Dataset items

- - - - - - -

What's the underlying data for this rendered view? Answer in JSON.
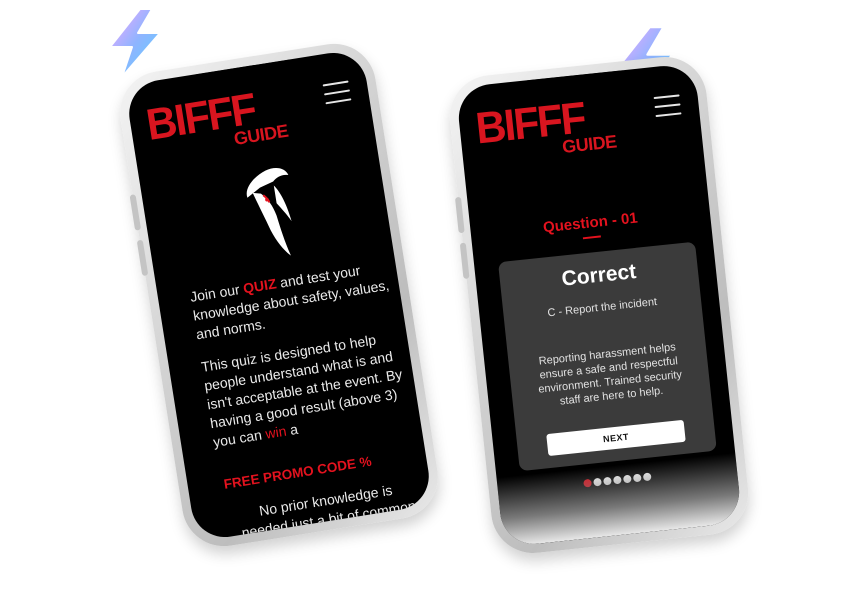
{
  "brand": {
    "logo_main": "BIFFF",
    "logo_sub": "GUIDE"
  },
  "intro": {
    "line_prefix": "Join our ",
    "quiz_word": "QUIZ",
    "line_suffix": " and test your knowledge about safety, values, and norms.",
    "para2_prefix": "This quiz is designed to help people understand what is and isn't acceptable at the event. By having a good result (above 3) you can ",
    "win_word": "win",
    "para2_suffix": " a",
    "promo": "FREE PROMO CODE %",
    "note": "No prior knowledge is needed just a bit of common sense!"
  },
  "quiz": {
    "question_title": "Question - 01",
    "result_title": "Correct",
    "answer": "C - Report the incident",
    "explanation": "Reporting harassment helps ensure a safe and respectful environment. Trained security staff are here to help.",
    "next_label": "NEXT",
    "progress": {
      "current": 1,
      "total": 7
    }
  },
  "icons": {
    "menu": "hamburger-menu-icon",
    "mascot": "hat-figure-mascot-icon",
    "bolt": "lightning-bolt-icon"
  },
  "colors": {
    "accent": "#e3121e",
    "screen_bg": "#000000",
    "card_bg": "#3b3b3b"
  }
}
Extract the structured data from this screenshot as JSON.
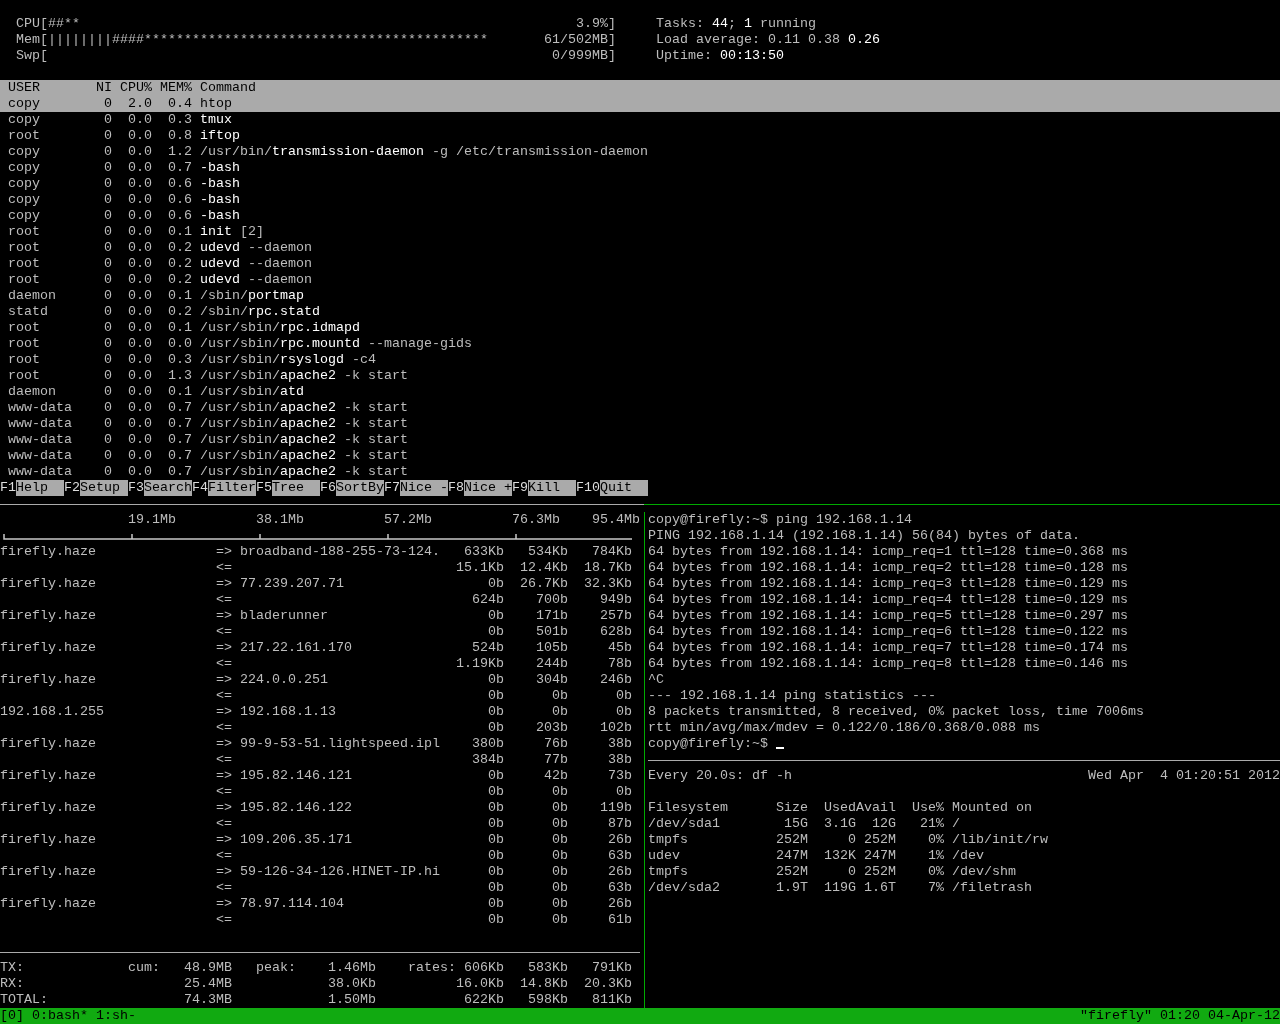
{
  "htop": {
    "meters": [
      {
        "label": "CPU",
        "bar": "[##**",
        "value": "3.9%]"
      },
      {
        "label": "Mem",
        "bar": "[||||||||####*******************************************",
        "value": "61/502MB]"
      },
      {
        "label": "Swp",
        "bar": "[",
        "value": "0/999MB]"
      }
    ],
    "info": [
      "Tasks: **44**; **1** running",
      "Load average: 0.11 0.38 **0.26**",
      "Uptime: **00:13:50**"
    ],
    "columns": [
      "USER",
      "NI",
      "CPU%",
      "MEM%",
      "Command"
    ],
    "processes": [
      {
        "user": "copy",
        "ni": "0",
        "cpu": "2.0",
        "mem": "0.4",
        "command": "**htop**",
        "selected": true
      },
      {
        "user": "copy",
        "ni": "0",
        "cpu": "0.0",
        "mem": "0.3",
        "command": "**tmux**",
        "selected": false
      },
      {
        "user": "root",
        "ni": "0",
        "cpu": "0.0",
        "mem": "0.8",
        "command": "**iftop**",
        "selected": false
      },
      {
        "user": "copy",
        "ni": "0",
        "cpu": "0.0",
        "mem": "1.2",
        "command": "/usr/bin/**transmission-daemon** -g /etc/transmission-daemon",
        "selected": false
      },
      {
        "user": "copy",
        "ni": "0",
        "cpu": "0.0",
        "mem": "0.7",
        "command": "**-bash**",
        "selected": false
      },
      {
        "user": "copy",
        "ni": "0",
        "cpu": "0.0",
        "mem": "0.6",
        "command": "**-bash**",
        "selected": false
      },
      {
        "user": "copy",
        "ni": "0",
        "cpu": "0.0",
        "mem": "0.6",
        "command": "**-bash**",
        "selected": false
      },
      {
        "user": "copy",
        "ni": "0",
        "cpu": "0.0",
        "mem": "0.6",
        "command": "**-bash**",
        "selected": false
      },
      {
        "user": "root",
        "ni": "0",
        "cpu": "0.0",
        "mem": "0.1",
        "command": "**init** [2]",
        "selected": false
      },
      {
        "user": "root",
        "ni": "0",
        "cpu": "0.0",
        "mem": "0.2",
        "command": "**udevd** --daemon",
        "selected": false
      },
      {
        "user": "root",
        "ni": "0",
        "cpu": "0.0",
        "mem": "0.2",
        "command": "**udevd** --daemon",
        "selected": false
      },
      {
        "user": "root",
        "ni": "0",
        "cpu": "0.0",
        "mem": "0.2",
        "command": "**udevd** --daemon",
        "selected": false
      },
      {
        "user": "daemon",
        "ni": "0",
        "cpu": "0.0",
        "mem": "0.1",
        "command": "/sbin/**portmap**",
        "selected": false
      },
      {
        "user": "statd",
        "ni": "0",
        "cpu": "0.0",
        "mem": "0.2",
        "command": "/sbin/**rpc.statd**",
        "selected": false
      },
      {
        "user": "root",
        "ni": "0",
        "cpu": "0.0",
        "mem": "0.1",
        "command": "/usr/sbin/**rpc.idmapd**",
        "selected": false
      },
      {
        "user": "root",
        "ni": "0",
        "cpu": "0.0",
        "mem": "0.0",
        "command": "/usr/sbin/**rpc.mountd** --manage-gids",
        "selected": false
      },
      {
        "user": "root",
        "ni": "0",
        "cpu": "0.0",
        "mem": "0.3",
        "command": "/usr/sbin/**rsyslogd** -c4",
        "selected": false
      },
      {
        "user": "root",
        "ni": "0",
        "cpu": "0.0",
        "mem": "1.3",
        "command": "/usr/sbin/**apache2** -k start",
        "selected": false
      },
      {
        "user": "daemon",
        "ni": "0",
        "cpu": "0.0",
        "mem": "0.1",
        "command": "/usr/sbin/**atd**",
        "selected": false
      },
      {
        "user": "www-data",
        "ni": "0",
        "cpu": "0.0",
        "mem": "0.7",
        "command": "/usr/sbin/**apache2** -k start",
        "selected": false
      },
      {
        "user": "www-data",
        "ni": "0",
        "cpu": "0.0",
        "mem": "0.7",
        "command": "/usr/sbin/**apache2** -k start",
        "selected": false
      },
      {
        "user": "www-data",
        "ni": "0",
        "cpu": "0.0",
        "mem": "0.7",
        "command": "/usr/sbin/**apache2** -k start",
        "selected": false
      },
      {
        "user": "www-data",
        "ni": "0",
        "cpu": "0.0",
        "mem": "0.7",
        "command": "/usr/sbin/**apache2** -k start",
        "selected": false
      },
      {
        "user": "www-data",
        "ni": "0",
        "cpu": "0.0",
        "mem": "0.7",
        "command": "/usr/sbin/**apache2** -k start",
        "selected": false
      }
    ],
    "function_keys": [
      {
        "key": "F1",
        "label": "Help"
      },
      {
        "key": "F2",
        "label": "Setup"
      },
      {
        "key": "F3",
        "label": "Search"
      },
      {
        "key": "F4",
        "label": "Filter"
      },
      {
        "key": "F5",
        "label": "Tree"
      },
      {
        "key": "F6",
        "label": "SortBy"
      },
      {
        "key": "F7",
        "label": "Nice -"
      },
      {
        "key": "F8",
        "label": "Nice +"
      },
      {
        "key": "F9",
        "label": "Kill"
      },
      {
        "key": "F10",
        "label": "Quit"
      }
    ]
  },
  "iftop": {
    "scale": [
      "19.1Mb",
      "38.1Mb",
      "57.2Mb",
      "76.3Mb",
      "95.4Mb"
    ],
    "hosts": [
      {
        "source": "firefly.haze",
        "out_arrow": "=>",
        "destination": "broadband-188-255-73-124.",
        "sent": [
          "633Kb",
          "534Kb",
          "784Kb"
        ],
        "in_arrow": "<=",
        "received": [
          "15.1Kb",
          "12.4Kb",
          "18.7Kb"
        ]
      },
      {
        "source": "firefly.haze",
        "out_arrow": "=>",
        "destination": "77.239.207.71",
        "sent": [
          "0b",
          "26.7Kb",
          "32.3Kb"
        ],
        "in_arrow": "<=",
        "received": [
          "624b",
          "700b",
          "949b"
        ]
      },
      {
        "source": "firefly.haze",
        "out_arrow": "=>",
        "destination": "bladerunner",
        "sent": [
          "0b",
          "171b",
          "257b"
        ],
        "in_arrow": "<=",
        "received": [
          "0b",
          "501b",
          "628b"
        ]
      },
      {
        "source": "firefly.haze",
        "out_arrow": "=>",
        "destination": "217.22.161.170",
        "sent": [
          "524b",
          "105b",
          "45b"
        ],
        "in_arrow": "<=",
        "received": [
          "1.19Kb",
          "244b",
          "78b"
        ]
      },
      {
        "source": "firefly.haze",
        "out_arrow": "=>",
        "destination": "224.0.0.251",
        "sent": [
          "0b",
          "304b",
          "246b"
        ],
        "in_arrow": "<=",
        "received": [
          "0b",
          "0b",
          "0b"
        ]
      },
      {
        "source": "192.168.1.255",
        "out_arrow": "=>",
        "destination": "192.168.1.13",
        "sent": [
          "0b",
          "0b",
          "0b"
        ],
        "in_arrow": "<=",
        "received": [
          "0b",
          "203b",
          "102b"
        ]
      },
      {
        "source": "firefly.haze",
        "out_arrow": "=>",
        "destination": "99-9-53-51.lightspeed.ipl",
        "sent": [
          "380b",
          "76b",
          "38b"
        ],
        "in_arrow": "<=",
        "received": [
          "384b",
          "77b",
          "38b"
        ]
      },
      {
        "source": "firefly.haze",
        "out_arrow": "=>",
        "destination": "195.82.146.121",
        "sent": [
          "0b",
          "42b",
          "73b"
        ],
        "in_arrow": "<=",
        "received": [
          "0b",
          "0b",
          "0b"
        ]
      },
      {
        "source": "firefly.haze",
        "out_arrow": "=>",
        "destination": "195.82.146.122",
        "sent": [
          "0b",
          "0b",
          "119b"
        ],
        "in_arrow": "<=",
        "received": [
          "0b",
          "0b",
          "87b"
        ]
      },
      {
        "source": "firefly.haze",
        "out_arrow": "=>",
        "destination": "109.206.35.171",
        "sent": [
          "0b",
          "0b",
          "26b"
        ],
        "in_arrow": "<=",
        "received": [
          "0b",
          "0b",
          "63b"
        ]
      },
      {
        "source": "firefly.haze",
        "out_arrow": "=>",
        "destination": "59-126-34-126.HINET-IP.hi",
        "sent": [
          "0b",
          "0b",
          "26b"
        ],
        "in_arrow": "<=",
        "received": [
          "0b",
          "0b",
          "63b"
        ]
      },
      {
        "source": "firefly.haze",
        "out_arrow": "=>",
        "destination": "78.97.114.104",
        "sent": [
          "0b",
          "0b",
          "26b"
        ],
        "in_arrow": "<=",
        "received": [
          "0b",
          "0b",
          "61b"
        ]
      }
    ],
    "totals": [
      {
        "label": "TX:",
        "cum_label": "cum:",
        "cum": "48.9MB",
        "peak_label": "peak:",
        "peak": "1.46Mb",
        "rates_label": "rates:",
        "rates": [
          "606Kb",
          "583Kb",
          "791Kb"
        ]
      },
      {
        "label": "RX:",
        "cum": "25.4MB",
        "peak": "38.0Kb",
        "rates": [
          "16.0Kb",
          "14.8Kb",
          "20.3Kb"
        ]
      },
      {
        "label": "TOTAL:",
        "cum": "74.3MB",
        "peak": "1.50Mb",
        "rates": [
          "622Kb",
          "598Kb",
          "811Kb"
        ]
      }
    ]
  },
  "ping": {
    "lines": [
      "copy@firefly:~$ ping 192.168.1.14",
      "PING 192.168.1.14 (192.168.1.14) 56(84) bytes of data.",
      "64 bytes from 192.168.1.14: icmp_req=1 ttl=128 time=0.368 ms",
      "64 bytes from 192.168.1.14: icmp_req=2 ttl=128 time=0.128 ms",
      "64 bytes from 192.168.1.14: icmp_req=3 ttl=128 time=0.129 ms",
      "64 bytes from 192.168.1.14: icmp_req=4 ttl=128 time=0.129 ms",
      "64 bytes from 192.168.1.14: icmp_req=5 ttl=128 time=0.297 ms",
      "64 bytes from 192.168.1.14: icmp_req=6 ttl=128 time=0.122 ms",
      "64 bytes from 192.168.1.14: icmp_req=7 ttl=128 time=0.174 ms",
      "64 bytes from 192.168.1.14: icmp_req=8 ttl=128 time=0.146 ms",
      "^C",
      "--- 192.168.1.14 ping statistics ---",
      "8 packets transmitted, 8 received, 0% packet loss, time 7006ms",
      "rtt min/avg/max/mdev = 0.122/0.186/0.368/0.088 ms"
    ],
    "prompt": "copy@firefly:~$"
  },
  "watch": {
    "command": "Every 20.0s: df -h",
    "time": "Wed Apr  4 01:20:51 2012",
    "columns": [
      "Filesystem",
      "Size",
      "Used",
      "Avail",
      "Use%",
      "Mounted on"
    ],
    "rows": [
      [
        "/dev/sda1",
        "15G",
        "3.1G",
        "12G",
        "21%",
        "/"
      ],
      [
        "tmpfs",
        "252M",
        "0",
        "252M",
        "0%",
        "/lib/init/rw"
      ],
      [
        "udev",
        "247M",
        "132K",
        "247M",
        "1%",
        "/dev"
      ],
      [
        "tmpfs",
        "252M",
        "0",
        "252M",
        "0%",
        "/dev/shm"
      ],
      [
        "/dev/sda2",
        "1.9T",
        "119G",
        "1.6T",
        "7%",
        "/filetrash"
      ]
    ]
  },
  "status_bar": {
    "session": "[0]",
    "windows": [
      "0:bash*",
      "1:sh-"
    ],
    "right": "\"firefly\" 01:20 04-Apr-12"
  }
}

- - - - - - -

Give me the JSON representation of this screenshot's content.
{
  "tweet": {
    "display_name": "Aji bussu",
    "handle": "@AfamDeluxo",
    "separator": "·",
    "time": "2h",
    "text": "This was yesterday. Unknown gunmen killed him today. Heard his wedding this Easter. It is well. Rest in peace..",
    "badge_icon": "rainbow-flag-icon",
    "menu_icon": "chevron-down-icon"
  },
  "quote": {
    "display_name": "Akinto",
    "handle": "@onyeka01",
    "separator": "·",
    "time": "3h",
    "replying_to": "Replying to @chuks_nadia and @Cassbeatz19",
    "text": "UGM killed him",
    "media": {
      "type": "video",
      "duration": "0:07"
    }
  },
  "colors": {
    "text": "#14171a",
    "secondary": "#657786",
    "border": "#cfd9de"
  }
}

- - - - - - -

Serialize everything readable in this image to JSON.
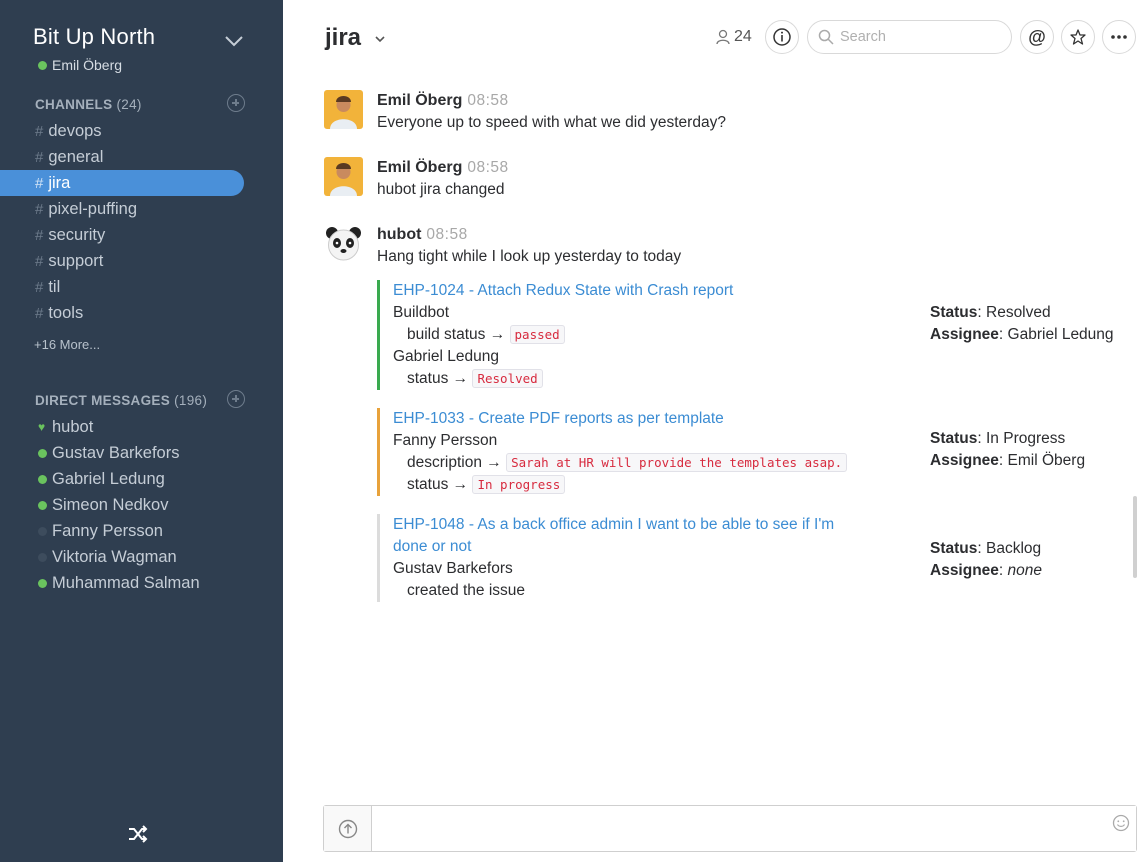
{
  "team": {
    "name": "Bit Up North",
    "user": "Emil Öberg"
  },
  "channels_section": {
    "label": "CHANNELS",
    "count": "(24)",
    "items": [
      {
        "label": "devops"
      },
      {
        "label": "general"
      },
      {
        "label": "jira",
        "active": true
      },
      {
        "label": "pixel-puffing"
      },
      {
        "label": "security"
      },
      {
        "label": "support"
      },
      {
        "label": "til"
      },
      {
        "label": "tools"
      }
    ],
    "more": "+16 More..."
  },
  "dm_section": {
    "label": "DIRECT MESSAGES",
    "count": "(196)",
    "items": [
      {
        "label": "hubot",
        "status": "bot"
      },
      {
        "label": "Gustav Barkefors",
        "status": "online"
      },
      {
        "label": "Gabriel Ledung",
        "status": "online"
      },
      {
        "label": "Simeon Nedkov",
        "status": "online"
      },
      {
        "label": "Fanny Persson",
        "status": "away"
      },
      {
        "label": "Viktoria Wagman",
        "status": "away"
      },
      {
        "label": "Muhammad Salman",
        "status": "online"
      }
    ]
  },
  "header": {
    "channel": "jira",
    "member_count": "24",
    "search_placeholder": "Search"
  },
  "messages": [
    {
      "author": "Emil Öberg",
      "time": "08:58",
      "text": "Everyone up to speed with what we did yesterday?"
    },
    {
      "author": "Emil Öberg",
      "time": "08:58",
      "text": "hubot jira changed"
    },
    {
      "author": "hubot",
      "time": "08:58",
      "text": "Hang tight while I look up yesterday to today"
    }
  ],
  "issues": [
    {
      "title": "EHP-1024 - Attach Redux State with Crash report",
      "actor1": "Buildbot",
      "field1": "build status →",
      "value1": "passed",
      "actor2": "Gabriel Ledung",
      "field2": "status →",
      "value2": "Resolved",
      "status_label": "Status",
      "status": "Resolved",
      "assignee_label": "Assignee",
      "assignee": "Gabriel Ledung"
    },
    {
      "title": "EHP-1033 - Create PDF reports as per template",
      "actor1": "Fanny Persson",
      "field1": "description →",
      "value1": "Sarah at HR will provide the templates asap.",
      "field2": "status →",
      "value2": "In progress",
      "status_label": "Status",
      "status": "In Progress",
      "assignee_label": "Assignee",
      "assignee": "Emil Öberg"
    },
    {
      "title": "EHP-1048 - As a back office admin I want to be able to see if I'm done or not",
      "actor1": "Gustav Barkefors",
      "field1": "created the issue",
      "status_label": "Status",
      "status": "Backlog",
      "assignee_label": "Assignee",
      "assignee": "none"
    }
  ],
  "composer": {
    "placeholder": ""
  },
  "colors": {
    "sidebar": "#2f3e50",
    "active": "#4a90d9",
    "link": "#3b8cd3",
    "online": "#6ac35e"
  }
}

- - - - - - -

** OBJECTIVE **
Go through the entries above and pull out each line with "hubot" in it.

** TASK SOLUTION **
        "label": "hubot",
      "text": "hubot jira changed"
      "author": "hubot",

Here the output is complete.